→ **Supplied data**
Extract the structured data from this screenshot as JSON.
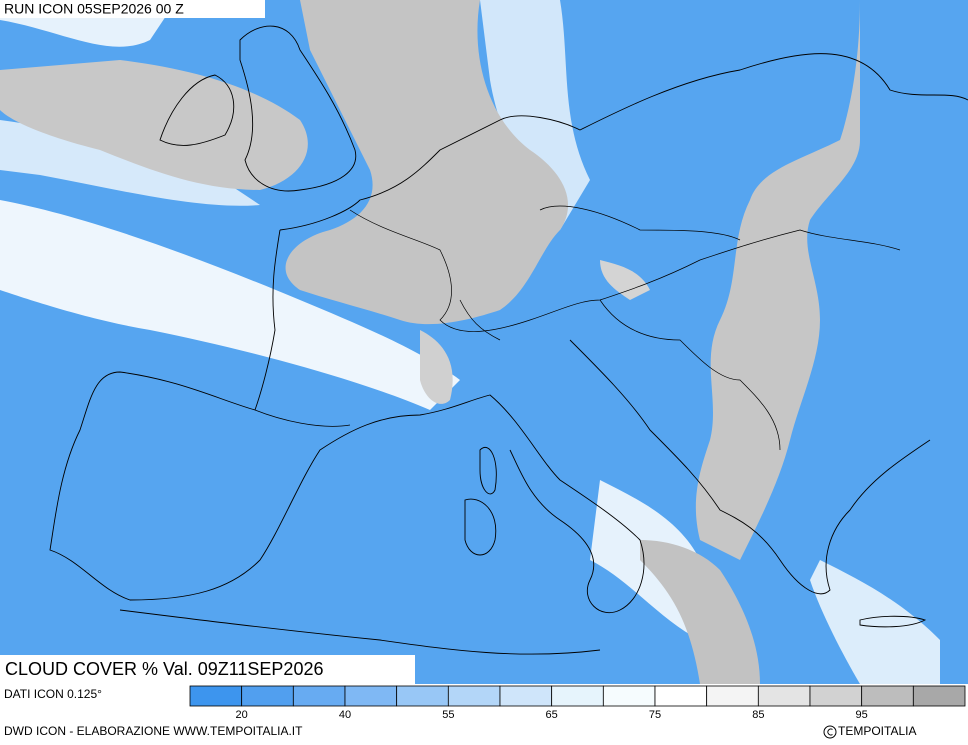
{
  "header": {
    "run": "RUN ICON 05SEP2026 00 Z"
  },
  "map": {
    "label": "CLOUD COVER % Val. 09Z11SEP2026"
  },
  "footer": {
    "data_source": "DATI ICON 0.125°",
    "credits": "DWD ICON - ELABORAZIONE WWW.TEMPOITALIA.IT",
    "brand": "TEMPOITALIA"
  },
  "legend": {
    "colors": [
      "#3d95ee",
      "#519fef",
      "#67abf2",
      "#7fb8f4",
      "#98c7f6",
      "#b3d6f8",
      "#cfe5fa",
      "#e6f4fc",
      "#f6fcfe",
      "#ffffff",
      "#f4f4f4",
      "#e4e4e4",
      "#d2d2d2",
      "#bdbdbd",
      "#a8a8a8"
    ],
    "labels": [
      20,
      40,
      55,
      65,
      75,
      85,
      95
    ]
  }
}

→ **Work instructions**
Report how many lines in the entries hold the string "TEMPOITALIA". Nothing but the number is wanted.

→ **Reply**
2